_Task to complete_
From the listing below, copy every line with the word "Создать".

Extracted records
....

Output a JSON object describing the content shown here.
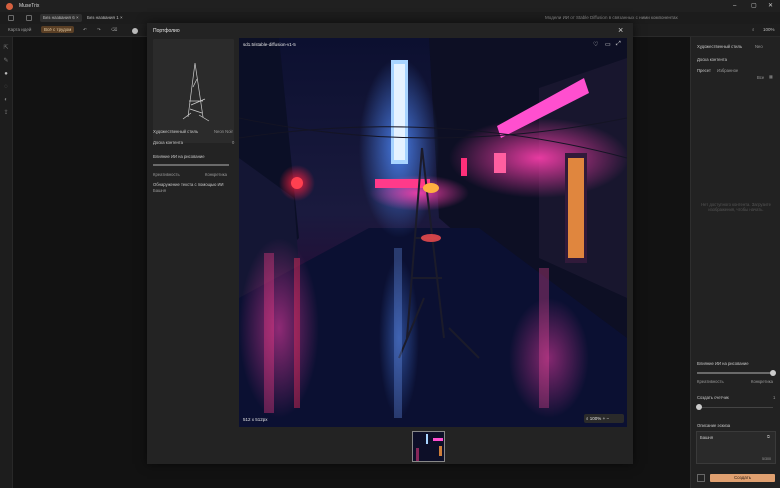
{
  "app": {
    "title": "MuseTrix"
  },
  "tabs": [
    {
      "label": "Без названия 6"
    },
    {
      "label": "Без названия 1"
    }
  ],
  "tab_right_text": "Модели ИИ от Stable Diffusion в связанных с ними компонентах",
  "toolbar": {
    "label_left": "Карта идей",
    "chip": "Всё с трудом",
    "zoom": "100%"
  },
  "modal": {
    "title": "Портфолио",
    "style_label": "Художественный стиль",
    "style_value": "Neon Noir",
    "board_label": "Доска контента",
    "board_value": "0",
    "influence_label": "Влияние ИИ на рисование",
    "slider_left": "Креативность",
    "slider_right": "Конкретика",
    "detect_label": "Обнаружение текста с помощью ИИ",
    "detect_value": "Башня",
    "image_caption": "sd1.5/stable-diffusion-v1-5",
    "image_dims": "512 x 512px",
    "image_zoom": "100%"
  },
  "right_panel": {
    "style_label": "Художественный стиль",
    "style_value": "Neo",
    "board_label": "Доска контента",
    "preset_label": "Пресет",
    "preset_value": "Избранное",
    "all_label": "Все",
    "empty_hint": "Нет доступного контента. Загрузите изображения, чтобы начать.",
    "influence_label": "Влияние ИИ на рисование",
    "slider_left": "Креативность",
    "slider_right": "Конкретика",
    "counter_label": "Создать счетчик",
    "counter_value": "1",
    "sketch_label": "Описание эскиза",
    "sketch_value": "Башня",
    "char_count": "5/300",
    "create_button": "Создать"
  },
  "colors": {
    "accent": "#d5603f",
    "create_button": "#e0a070",
    "chip_bg": "#5a3f25"
  }
}
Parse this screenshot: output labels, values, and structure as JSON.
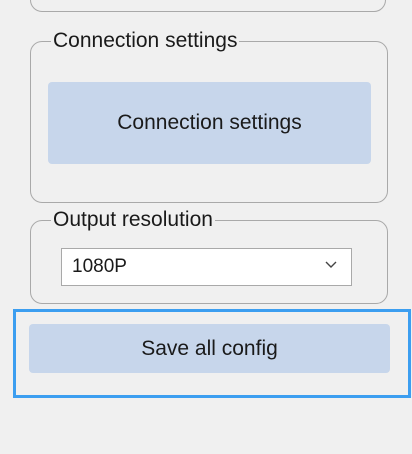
{
  "connection_group": {
    "legend": "Connection settings",
    "button_label": "Connection settings"
  },
  "resolution_group": {
    "legend": "Output resolution",
    "selected": "1080P"
  },
  "save_button": {
    "label": "Save all config"
  },
  "colors": {
    "background": "#f0f0f0",
    "button_fill": "#c7d6eb",
    "focus_border": "#3c9ef0",
    "group_border": "#a9a9a9"
  },
  "icons": [
    "chevron-down-icon"
  ]
}
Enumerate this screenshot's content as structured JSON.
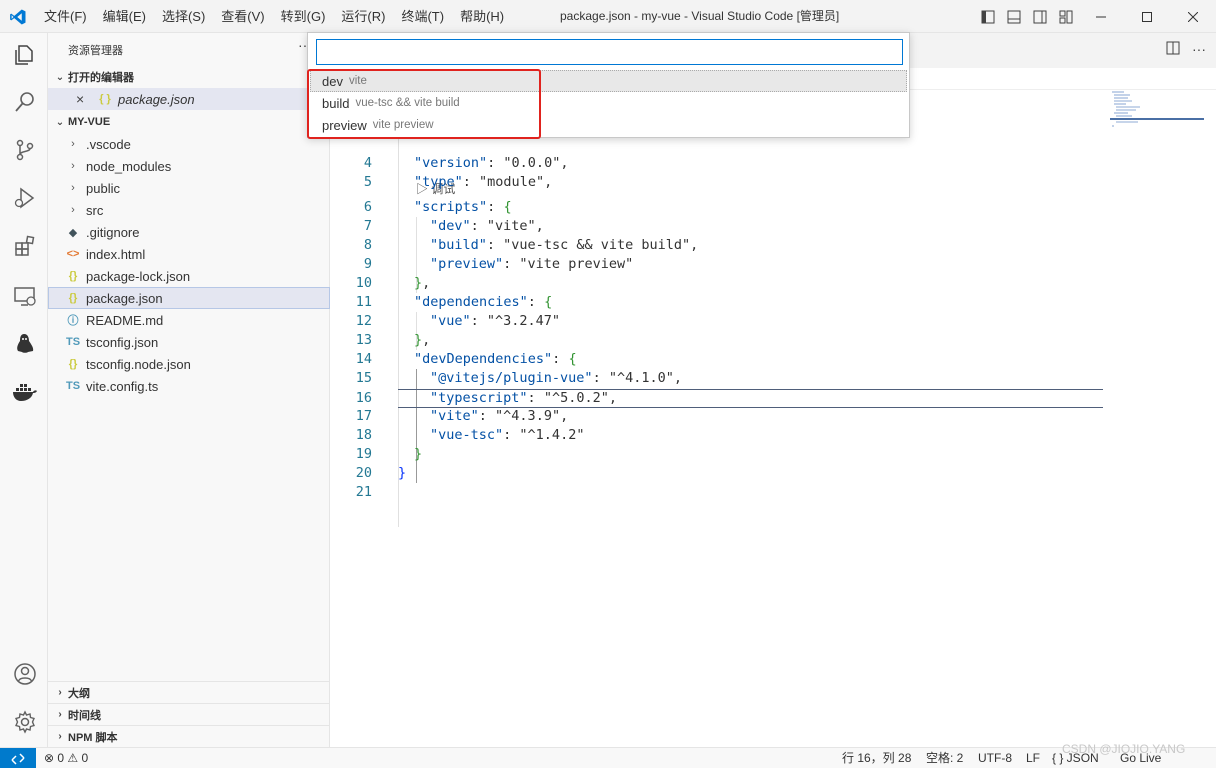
{
  "window": {
    "title": "package.json - my-vue - Visual Studio Code [管理员]",
    "menu": [
      "文件(F)",
      "编辑(E)",
      "选择(S)",
      "查看(V)",
      "转到(G)",
      "运行(R)",
      "终端(T)",
      "帮助(H)"
    ]
  },
  "activity_bar": {
    "icons": [
      "explorer-icon",
      "search-icon",
      "source-control-icon",
      "run-debug-icon",
      "extensions-icon",
      "remote-explorer-icon",
      "linux-penguin-icon",
      "docker-icon",
      "account-icon",
      "settings-gear-icon"
    ]
  },
  "sidebar": {
    "title": "资源管理器",
    "more": "···",
    "open_editors_header": "打开的编辑器",
    "open_editors": [
      {
        "name": "package.json",
        "close": "×",
        "icon": "{ }"
      }
    ],
    "project_header": "MY-VUE",
    "tree": [
      {
        "name": ".vscode",
        "type": "folder"
      },
      {
        "name": "node_modules",
        "type": "folder"
      },
      {
        "name": "public",
        "type": "folder"
      },
      {
        "name": "src",
        "type": "folder"
      },
      {
        "name": ".gitignore",
        "type": "file",
        "icon": "◆",
        "color": "#41535b"
      },
      {
        "name": "index.html",
        "type": "file",
        "icon": "<>",
        "color": "#e37933"
      },
      {
        "name": "package-lock.json",
        "type": "file",
        "icon": "{}",
        "color": "#cbcb41"
      },
      {
        "name": "package.json",
        "type": "file",
        "icon": "{}",
        "color": "#cbcb41",
        "selected": true
      },
      {
        "name": "README.md",
        "type": "file",
        "icon": "ⓘ",
        "color": "#519aba"
      },
      {
        "name": "tsconfig.json",
        "type": "file",
        "icon": "TS",
        "color": "#519aba"
      },
      {
        "name": "tsconfig.node.json",
        "type": "file",
        "icon": "{}",
        "color": "#cbcb41"
      },
      {
        "name": "vite.config.ts",
        "type": "file",
        "icon": "TS",
        "color": "#519aba"
      }
    ],
    "bottom_sections": [
      "大纲",
      "时间线",
      "NPM 脚本"
    ]
  },
  "quick_pick": {
    "input_value": "",
    "items": [
      {
        "label": "dev",
        "description": "vite",
        "active": true
      },
      {
        "label": "build",
        "description": "vue-tsc && vite build",
        "active": false
      },
      {
        "label": "preview",
        "description": "vite preview",
        "active": false
      }
    ]
  },
  "editor": {
    "codelens": "▷ 调试",
    "lines": [
      {
        "n": "4",
        "code": "\"version\": \"0.0.0\","
      },
      {
        "n": "5",
        "code": "\"type\": \"module\","
      },
      {
        "n": "6",
        "code": "\"scripts\": {"
      },
      {
        "n": "7",
        "code": "\"dev\": \"vite\","
      },
      {
        "n": "8",
        "code": "\"build\": \"vue-tsc && vite build\","
      },
      {
        "n": "9",
        "code": "\"preview\": \"vite preview\""
      },
      {
        "n": "10",
        "code": "},"
      },
      {
        "n": "11",
        "code": "\"dependencies\": {"
      },
      {
        "n": "12",
        "code": "\"vue\": \"^3.2.47\""
      },
      {
        "n": "13",
        "code": "},"
      },
      {
        "n": "14",
        "code": "\"devDependencies\": {"
      },
      {
        "n": "15",
        "code": "\"@vitejs/plugin-vue\": \"^4.1.0\","
      },
      {
        "n": "16",
        "code": "\"typescript\": \"^5.0.2\","
      },
      {
        "n": "17",
        "code": "\"vite\": \"^4.3.9\","
      },
      {
        "n": "18",
        "code": "\"vue-tsc\": \"^1.4.2\""
      },
      {
        "n": "19",
        "code": "}"
      },
      {
        "n": "20",
        "code": "}"
      },
      {
        "n": "21",
        "code": ""
      }
    ]
  },
  "status_bar": {
    "problems": "⊗ 0 ⚠ 0",
    "position": "行 16，列 28",
    "indent": "空格: 2",
    "encoding": "UTF-8",
    "eol": "LF",
    "language": "{ } JSON",
    "go_live": "Go Live"
  },
  "watermark": "CSDN @JIOJIO.YANG"
}
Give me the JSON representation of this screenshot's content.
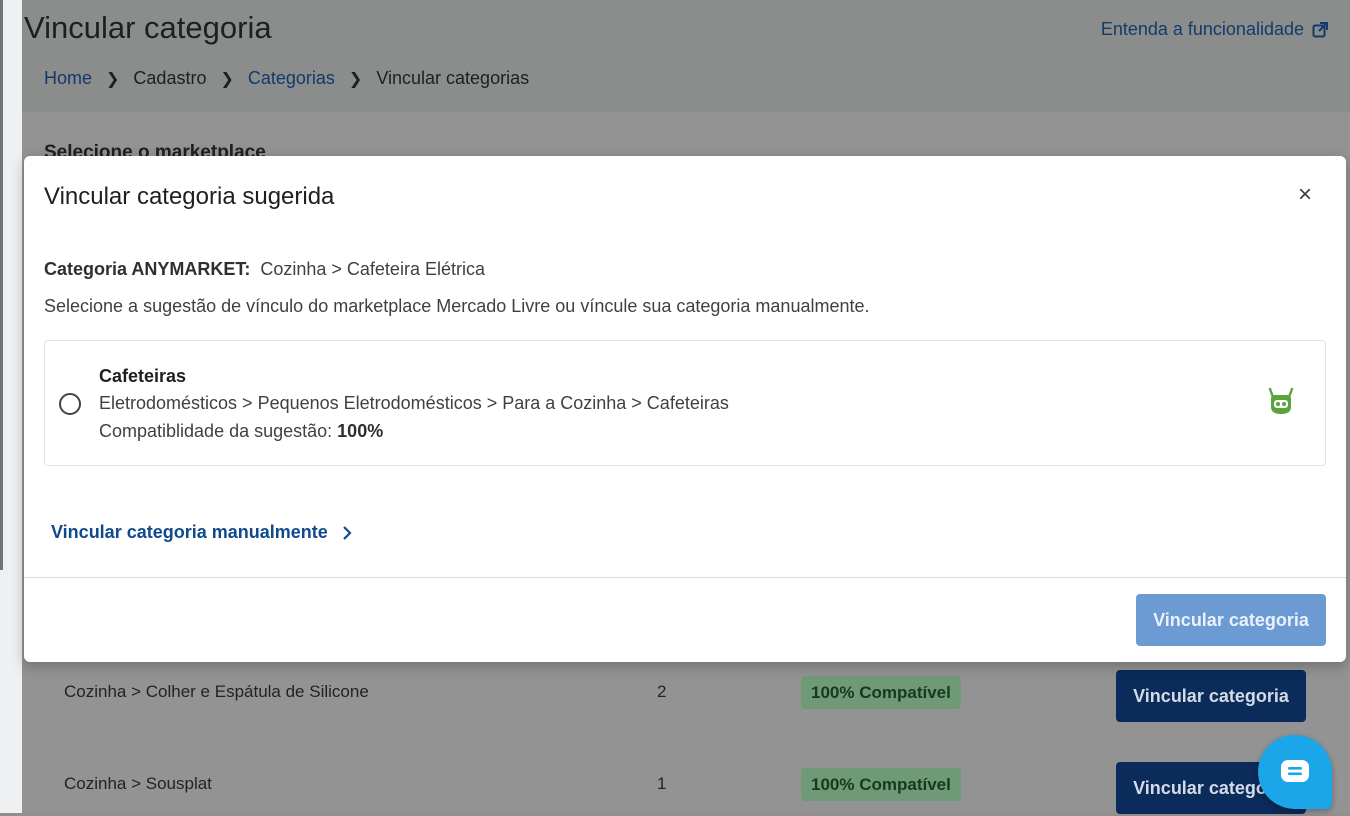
{
  "page": {
    "title": "Vincular categoria",
    "help_link": "Entenda a funcionalidade",
    "breadcrumb": [
      {
        "label": "Home",
        "link": true
      },
      {
        "label": "Cadastro",
        "link": false
      },
      {
        "label": "Categorias",
        "link": true
      },
      {
        "label": "Vincular categorias",
        "link": false
      }
    ],
    "section_label": "Selecione o marketplace"
  },
  "table": {
    "rows": [
      {
        "category": "Cozinha > Colher e Espátula de Silicone",
        "count": "2",
        "badge": "100% Compatível",
        "action": "Vincular categoria"
      },
      {
        "category": "Cozinha > Sousplat",
        "count": "1",
        "badge": "100% Compatível",
        "action": "Vincular categoria"
      }
    ]
  },
  "modal": {
    "title": "Vincular categoria sugerida",
    "close_label": "×",
    "category_label": "Categoria ANYMARKET:",
    "category_value": "Cozinha > Cafeteira Elétrica",
    "instruction": "Selecione a sugestão de vínculo do marketplace Mercado Livre ou víncule sua categoria manualmente.",
    "suggestion": {
      "name": "Cafeteiras",
      "path": "Eletrodomésticos > Pequenos Eletrodomésticos > Para a Cozinha > Cafeteiras",
      "compat_label": "Compatiblidade da sugestão:",
      "compat_value": "100%",
      "icon": "robot-icon",
      "selected": false
    },
    "manual_link": "Vincular categoria manualmente",
    "confirm_button": "Vincular categoria"
  },
  "colors": {
    "primary": "#0b2b5b",
    "link": "#0f4a8e",
    "confirm_disabled": "#6c9bd4",
    "badge_bg": "#6f9a75",
    "robot": "#5aa33f",
    "chat": "#1aa6e8"
  }
}
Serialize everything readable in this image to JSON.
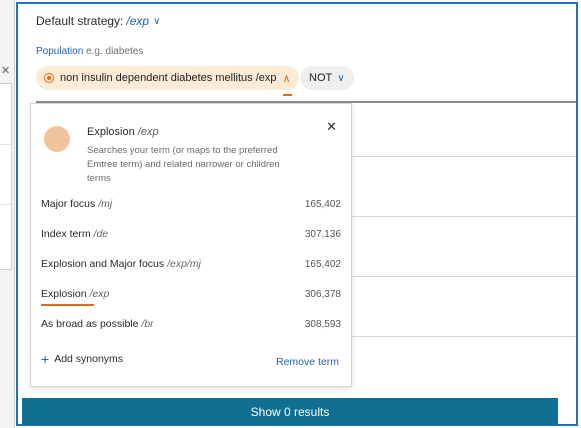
{
  "header": {
    "strategy_label": "Default strategy:",
    "strategy_value": "/exp",
    "population_label": "Population",
    "population_hint": "e.g. diabetes"
  },
  "term_chip": {
    "text": "non insulin dependent diabetes mellitus /exp"
  },
  "not_chip": {
    "label": "NOT"
  },
  "popup": {
    "title": "Explosion",
    "title_code": "/exp",
    "description": "Searches your term (or maps to the preferred Emtree term) and related narrower or children terms",
    "options": [
      {
        "label": "Major focus",
        "code": "/mj",
        "count": "165,402"
      },
      {
        "label": "Index term",
        "code": "/de",
        "count": "307,136"
      },
      {
        "label": "Explosion and Major focus",
        "code": "/exp/mj",
        "count": "165,402"
      },
      {
        "label": "Explosion",
        "code": "/exp",
        "count": "306,378"
      },
      {
        "label": "As broad as possible",
        "code": "/br",
        "count": "308,593"
      }
    ],
    "add_synonyms": "Add synonyms",
    "remove_term": "Remove term"
  },
  "footer": {
    "show_results": "Show 0 results"
  },
  "colors": {
    "accent_blue": "#1e73be",
    "link_blue": "#1e63b0",
    "orange": "#e06b0d",
    "chip_bg": "#fdebd8",
    "button_bg": "#0f6f90"
  }
}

....

_Task output_
    "counter_label": "Создать счетчик",
    "create_button": "Создать"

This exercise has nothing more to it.